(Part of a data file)
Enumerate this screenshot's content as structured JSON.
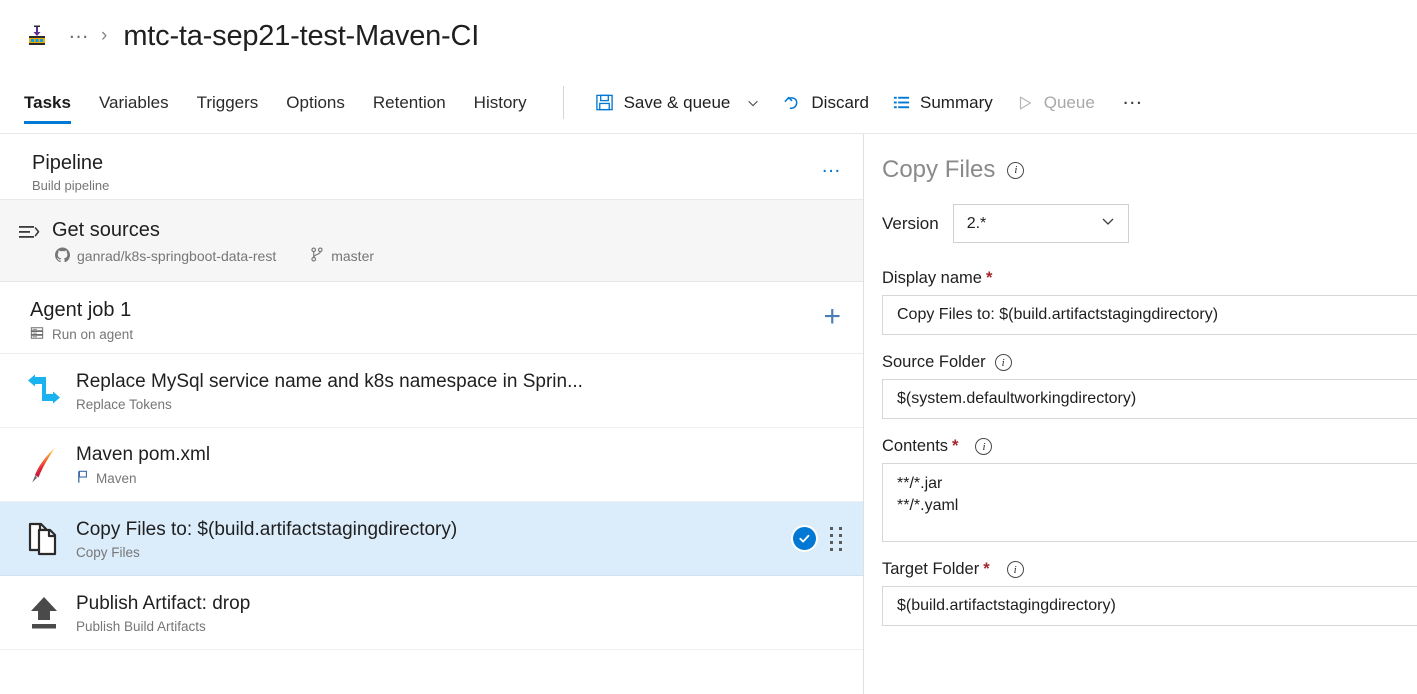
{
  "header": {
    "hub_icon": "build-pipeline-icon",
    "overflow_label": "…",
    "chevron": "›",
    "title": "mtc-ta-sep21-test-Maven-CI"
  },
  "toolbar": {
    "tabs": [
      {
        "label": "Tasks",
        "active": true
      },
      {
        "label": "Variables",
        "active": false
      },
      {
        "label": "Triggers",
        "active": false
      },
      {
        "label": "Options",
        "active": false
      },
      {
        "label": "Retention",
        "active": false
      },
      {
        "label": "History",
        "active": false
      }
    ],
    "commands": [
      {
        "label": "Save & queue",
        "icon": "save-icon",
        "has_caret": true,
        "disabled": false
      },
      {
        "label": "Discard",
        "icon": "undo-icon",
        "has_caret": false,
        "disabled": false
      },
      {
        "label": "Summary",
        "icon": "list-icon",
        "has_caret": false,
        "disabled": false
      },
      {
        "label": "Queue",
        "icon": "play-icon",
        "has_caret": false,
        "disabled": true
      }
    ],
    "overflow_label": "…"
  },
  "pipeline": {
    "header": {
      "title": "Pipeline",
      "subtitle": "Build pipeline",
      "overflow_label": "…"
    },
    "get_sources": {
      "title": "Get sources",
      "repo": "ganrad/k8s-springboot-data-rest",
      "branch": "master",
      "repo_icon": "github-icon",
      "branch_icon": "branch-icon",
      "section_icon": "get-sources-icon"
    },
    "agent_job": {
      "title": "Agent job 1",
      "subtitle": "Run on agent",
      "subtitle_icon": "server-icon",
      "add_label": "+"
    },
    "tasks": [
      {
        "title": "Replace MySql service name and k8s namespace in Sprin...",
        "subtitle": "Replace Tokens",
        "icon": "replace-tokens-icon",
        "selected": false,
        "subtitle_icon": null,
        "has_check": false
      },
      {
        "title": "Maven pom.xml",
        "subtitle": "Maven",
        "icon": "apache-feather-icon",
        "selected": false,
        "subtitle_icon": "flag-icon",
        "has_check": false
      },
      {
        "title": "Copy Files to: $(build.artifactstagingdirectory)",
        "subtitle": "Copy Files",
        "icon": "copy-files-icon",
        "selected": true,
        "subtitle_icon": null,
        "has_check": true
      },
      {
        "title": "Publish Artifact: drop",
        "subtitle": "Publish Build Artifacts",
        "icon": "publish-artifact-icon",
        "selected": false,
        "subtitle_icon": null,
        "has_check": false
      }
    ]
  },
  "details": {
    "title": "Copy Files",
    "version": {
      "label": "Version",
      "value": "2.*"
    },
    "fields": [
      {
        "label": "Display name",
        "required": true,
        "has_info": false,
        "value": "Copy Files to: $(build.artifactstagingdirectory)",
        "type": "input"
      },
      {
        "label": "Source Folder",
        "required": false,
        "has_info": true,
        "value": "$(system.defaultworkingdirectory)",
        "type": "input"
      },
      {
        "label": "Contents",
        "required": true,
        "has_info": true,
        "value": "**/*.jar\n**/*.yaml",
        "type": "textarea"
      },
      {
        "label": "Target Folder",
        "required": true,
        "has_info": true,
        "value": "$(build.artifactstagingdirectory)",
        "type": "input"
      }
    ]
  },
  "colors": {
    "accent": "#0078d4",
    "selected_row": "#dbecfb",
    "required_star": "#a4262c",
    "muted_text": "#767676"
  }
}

▶ _To be done_:
Write out all the entries word for word, but skip any images.

▶ _Solution_:
Enumerate this screenshot's content as structured JSON.
{
  "header": {
    "hub_icon": "build-pipeline-icon",
    "overflow_label": "…",
    "chevron": "›",
    "title": "mtc-ta-sep21-test-Maven-CI"
  },
  "toolbar": {
    "tabs": [
      {
        "label": "Tasks",
        "active": true
      },
      {
        "label": "Variables",
        "active": false
      },
      {
        "label": "Triggers",
        "active": false
      },
      {
        "label": "Options",
        "active": false
      },
      {
        "label": "Retention",
        "active": false
      },
      {
        "label": "History",
        "active": false
      }
    ],
    "commands": [
      {
        "label": "Save & queue",
        "icon": "save-icon",
        "has_caret": true,
        "disabled": false
      },
      {
        "label": "Discard",
        "icon": "undo-icon",
        "has_caret": false,
        "disabled": false
      },
      {
        "label": "Summary",
        "icon": "list-icon",
        "has_caret": false,
        "disabled": false
      },
      {
        "label": "Queue",
        "icon": "play-icon",
        "has_caret": false,
        "disabled": true
      }
    ],
    "overflow_label": "…"
  },
  "pipeline": {
    "header": {
      "title": "Pipeline",
      "subtitle": "Build pipeline",
      "overflow_label": "…"
    },
    "get_sources": {
      "title": "Get sources",
      "repo": "ganrad/k8s-springboot-data-rest",
      "branch": "master",
      "repo_icon": "github-icon",
      "branch_icon": "branch-icon",
      "section_icon": "get-sources-icon"
    },
    "agent_job": {
      "title": "Agent job 1",
      "subtitle": "Run on agent",
      "subtitle_icon": "server-icon",
      "add_label": "+"
    },
    "tasks": [
      {
        "title": "Replace MySql service name and k8s namespace in Sprin...",
        "subtitle": "Replace Tokens",
        "icon": "replace-tokens-icon",
        "selected": false,
        "subtitle_icon": null,
        "has_check": false
      },
      {
        "title": "Maven pom.xml",
        "subtitle": "Maven",
        "icon": "apache-feather-icon",
        "selected": false,
        "subtitle_icon": "flag-icon",
        "has_check": false
      },
      {
        "title": "Copy Files to: $(build.artifactstagingdirectory)",
        "subtitle": "Copy Files",
        "icon": "copy-files-icon",
        "selected": true,
        "subtitle_icon": null,
        "has_check": true
      },
      {
        "title": "Publish Artifact: drop",
        "subtitle": "Publish Build Artifacts",
        "icon": "publish-artifact-icon",
        "selected": false,
        "subtitle_icon": null,
        "has_check": false
      }
    ]
  },
  "details": {
    "title": "Copy Files",
    "version": {
      "label": "Version",
      "value": "2.*"
    },
    "fields": [
      {
        "label": "Display name",
        "required": true,
        "has_info": false,
        "value": "Copy Files to: $(build.artifactstagingdirectory)",
        "type": "input"
      },
      {
        "label": "Source Folder",
        "required": false,
        "has_info": true,
        "value": "$(system.defaultworkingdirectory)",
        "type": "input"
      },
      {
        "label": "Contents",
        "required": true,
        "has_info": true,
        "value": "**/*.jar\n**/*.yaml",
        "type": "textarea"
      },
      {
        "label": "Target Folder",
        "required": true,
        "has_info": true,
        "value": "$(build.artifactstagingdirectory)",
        "type": "input"
      }
    ]
  },
  "colors": {
    "accent": "#0078d4",
    "selected_row": "#dbecfb",
    "required_star": "#a4262c",
    "muted_text": "#767676"
  }
}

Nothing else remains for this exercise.